• Problem details
In the records that follow, locate every line with "JSON" and extract it.
-- START --
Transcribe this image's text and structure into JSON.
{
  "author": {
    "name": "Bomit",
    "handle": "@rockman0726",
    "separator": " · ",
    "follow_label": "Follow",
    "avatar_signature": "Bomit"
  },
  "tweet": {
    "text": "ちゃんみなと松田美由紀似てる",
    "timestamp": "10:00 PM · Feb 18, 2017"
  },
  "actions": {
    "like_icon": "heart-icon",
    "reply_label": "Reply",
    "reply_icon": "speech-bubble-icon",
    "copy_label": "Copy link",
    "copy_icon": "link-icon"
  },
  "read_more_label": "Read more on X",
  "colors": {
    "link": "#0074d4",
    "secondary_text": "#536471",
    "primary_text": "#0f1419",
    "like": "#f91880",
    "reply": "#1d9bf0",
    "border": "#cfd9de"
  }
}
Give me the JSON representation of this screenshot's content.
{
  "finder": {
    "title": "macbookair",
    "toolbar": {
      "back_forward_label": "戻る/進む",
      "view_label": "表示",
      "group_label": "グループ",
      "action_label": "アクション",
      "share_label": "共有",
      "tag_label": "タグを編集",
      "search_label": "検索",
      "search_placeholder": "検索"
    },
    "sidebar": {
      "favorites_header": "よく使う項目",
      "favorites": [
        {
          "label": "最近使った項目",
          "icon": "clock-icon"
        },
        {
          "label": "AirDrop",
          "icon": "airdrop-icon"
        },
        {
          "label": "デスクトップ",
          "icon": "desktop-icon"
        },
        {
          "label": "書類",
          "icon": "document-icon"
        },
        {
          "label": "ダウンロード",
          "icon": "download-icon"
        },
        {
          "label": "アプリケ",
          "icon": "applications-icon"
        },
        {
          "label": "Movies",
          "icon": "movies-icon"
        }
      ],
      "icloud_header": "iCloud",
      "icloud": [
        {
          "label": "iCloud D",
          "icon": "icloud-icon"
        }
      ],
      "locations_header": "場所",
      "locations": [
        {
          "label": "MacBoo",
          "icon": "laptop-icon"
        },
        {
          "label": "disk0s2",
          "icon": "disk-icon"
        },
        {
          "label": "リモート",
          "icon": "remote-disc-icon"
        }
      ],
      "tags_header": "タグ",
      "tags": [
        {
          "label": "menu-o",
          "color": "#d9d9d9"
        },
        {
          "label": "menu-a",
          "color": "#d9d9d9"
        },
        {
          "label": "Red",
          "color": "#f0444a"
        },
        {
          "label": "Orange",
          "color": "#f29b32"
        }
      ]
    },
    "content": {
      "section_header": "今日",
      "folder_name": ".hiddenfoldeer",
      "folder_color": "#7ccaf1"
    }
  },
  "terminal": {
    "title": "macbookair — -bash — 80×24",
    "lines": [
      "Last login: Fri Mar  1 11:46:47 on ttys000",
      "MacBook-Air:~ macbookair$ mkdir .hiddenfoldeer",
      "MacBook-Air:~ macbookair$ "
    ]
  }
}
-- END --
• Answer to this task
Transcribe this image's text and structure into JSON.
Give me the JSON representation of this screenshot's content.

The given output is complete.